━━ DATA PROVIDED

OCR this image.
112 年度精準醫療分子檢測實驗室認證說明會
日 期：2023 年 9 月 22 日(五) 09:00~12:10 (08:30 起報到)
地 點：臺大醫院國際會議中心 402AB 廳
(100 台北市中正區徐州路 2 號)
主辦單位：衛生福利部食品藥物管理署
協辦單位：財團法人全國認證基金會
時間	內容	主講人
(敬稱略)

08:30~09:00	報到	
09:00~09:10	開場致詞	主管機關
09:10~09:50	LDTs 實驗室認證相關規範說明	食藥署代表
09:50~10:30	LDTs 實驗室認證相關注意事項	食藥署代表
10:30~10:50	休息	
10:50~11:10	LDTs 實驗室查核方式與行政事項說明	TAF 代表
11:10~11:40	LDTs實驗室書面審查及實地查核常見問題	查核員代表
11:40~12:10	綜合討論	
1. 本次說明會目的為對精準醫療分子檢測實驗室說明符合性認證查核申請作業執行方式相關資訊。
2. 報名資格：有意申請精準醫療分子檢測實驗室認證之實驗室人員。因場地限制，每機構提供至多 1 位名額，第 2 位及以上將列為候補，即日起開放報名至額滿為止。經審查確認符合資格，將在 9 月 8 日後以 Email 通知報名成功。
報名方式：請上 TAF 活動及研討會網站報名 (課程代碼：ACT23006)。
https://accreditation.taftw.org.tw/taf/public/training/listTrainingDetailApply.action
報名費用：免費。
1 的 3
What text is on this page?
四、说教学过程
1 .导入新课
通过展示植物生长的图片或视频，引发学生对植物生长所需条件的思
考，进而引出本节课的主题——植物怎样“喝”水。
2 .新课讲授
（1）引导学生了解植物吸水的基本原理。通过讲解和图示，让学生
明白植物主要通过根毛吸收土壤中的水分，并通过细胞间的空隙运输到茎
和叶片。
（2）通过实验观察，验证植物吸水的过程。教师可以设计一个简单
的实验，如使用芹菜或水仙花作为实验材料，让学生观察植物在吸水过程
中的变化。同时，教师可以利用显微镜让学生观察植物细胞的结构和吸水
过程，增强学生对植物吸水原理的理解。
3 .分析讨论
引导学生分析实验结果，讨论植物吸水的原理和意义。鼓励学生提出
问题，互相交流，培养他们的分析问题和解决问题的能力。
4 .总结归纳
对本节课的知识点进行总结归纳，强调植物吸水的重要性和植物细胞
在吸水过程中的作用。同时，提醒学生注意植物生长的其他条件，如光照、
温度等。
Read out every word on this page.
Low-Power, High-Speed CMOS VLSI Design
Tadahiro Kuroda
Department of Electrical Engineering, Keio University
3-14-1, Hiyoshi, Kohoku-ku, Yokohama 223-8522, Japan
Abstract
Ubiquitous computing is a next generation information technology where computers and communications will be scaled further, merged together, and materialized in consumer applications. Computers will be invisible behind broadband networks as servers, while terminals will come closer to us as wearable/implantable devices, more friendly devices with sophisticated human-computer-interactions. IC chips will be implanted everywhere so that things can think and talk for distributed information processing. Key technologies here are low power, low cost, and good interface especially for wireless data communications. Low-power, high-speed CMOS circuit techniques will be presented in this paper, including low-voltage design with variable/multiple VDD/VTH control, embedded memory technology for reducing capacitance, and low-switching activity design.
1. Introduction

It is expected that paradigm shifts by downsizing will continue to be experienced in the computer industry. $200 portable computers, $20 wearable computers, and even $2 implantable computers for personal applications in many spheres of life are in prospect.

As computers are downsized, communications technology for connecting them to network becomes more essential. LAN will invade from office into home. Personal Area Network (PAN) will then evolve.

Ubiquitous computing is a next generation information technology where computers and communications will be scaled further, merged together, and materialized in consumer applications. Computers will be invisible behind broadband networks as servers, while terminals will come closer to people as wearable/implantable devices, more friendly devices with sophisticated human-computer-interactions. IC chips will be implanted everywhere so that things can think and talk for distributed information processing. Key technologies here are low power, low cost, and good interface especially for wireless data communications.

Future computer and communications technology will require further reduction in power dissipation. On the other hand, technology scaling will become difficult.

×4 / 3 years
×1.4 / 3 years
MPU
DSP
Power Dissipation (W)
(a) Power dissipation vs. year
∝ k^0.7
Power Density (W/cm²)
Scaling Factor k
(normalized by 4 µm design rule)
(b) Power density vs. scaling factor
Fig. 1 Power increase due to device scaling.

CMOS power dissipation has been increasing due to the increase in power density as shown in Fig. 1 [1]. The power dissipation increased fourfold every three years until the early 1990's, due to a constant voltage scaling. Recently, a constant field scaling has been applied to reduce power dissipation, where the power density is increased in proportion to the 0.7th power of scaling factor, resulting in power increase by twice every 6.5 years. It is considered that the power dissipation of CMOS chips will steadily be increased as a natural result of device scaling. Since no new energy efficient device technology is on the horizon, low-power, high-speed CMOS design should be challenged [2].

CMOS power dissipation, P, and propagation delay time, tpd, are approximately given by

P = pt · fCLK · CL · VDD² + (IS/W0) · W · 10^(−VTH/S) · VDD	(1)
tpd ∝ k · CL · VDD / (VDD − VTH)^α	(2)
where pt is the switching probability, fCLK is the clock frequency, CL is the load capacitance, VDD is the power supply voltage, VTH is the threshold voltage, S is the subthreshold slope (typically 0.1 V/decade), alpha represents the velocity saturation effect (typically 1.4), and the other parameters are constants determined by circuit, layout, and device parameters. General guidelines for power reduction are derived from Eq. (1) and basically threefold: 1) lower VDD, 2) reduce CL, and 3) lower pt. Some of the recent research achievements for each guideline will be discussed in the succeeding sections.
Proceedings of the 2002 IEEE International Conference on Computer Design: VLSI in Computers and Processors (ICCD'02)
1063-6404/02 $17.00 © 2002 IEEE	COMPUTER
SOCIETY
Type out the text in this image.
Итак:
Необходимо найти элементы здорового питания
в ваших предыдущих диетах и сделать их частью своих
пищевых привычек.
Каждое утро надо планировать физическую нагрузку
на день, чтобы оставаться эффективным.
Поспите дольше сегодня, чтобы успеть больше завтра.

━━━━

**INSTRUCTION:**
Print all of the data exactly as it was given.

**PROBLEM SOLUTION:**
OCR this image.
112 年度精準醫療分子檢測實驗室認證說明會
日 期：2023 年 9 月 22 日(五) 09:00~12:10 (08:30 起報到)
地 點：臺大醫院國際會議中心 402AB 廳
(100 台北市中正區徐州路 2 號)
主辦單位：衛生福利部食品藥物管理署
協辦單位：財團法人全國認證基金會
時間	內容	主講人
(敬稱略)

08:30~09:00	報到	
09:00~09:10	開場致詞	主管機關
09:10~09:50	LDTs 實驗室認證相關規範說明	食藥署代表
09:50~10:30	LDTs 實驗室認證相關注意事項	食藥署代表
10:30~10:50	休息	
10:50~11:10	LDTs 實驗室查核方式與行政事項說明	TAF 代表
11:10~11:40	LDTs實驗室書面審查及實地查核常見問題	查核員代表
11:40~12:10	綜合討論	
1. 本次說明會目的為對精準醫療分子檢測實驗室說明符合性認證查核申請作業執行方式相關資訊。
2. 報名資格：有意申請精準醫療分子檢測實驗室認證之實驗室人員。因場地限制，每機構提供至多 1 位名額，第 2 位及以上將列為候補，即日起開放報名至額滿為止。經審查確認符合資格，將在 9 月 8 日後以 Email 通知報名成功。
報名方式：請上 TAF 活動及研討會網站報名 (課程代碼：ACT23006)。
https://accreditation.taftw.org.tw/taf/public/training/listTrainingDetailApply.action
報名費用：免費。
1 的 3
What text is on this page?
四、说教学过程
1 .导入新课
通过展示植物生长的图片或视频，引发学生对植物生长所需条件的思
考，进而引出本节课的主题——植物怎样“喝”水。
2 .新课讲授
（1）引导学生了解植物吸水的基本原理。通过讲解和图示，让学生
明白植物主要通过根毛吸收土壤中的水分，并通过细胞间的空隙运输到茎
和叶片。
（2）通过实验观察，验证植物吸水的过程。教师可以设计一个简单
的实验，如使用芹菜或水仙花作为实验材料，让学生观察植物在吸水过程
中的变化。同时，教师可以利用显微镜让学生观察植物细胞的结构和吸水
过程，增强学生对植物吸水原理的理解。
3 .分析讨论
引导学生分析实验结果，讨论植物吸水的原理和意义。鼓励学生提出
问题，互相交流，培养他们的分析问题和解决问题的能力。
4 .总结归纳
对本节课的知识点进行总结归纳，强调植物吸水的重要性和植物细胞
在吸水过程中的作用。同时，提醒学生注意植物生长的其他条件，如光照、
温度等。
Read out every word on this page.
Low-Power, High-Speed CMOS VLSI Design
Tadahiro Kuroda
Department of Electrical Engineering, Keio University
3-14-1, Hiyoshi, Kohoku-ku, Yokohama 223-8522, Japan
Abstract
Ubiquitous computing is a next generation information technology where computers and communications will be scaled further, merged together, and materialized in consumer applications. Computers will be invisible behind broadband networks as servers, while terminals will come closer to us as wearable/implantable devices, more friendly devices with sophisticated human-computer-interactions. IC chips will be implanted everywhere so that things can think and talk for distributed information processing. Key technologies here are low power, low cost, and good interface especially for wireless data communications. Low-power, high-speed CMOS circuit techniques will be presented in this paper, including low-voltage design with variable/multiple VDD/VTH control, embedded memory technology for reducing capacitance, and low-switching activity design.
1. Introduction

It is expected that paradigm shifts by downsizing will continue to be experienced in the computer industry. $200 portable computers, $20 wearable computers, and even $2 implantable computers for personal applications in many spheres of life are in prospect.

As computers are downsized, communications technology for connecting them to network becomes more essential. LAN will invade from office into home. Personal Area Network (PAN) will then evolve.

Ubiquitous computing is a next generation information technology where computers and communications will be scaled further, merged together, and materialized in consumer applications. Computers will be invisible behind broadband networks as servers, while terminals will come closer to people as wearable/implantable devices, more friendly devices with sophisticated human-computer-interactions. IC chips will be implanted everywhere so that things can think and talk for distributed information processing. Key technologies here are low power, low cost, and good interface especially for wireless data communications.

Future computer and communications technology will require further reduction in power dissipation. On the other hand, technology scaling will become difficult.

×4 / 3 years
×1.4 / 3 years
MPU
DSP
Power Dissipation (W)
(a) Power dissipation vs. year
∝ k^0.7
Power Density (W/cm²)
Scaling Factor k
(normalized by 4 µm design rule)
(b) Power density vs. scaling factor
Fig. 1 Power increase due to device scaling.

CMOS power dissipation has been increasing due to the increase in power density as shown in Fig. 1 [1]. The power dissipation increased fourfold every three years until the early 1990's, due to a constant voltage scaling. Recently, a constant field scaling has been applied to reduce power dissipation, where the power density is increased in proportion to the 0.7th power of scaling factor, resulting in power increase by twice every 6.5 years. It is considered that the power dissipation of CMOS chips will steadily be increased as a natural result of device scaling. Since no new energy efficient device technology is on the horizon, low-power, high-speed CMOS design should be challenged [2].

CMOS power dissipation, P, and propagation delay time, tpd, are approximately given by

P = pt · fCLK · CL · VDD² + (IS/W0) · W · 10^(−VTH/S) · VDD	(1)
tpd ∝ k · CL · VDD / (VDD − VTH)^α	(2)
where pt is the switching probability, fCLK is the clock frequency, CL is the load capacitance, VDD is the power supply voltage, VTH is the threshold voltage, S is the subthreshold slope (typically 0.1 V/decade), alpha represents the velocity saturation effect (typically 1.4), and the other parameters are constants determined by circuit, layout, and device parameters. General guidelines for power reduction are derived from Eq. (1) and basically threefold: 1) lower VDD, 2) reduce CL, and 3) lower pt. Some of the recent research achievements for each guideline will be discussed in the succeeding sections.
Proceedings of the 2002 IEEE International Conference on Computer Design: VLSI in Computers and Processors (ICCD'02)
1063-6404/02 $17.00 © 2002 IEEE	COMPUTER
SOCIETY
Type out the text in this image.
Итак:
Необходимо найти элементы здорового питания
в ваших предыдущих диетах и сделать их частью своих
пищевых привычек.
Каждое утро надо планировать физическую нагрузку
на день, чтобы оставаться эффективным.
Поспите дольше сегодня, чтобы успеть больше завтра.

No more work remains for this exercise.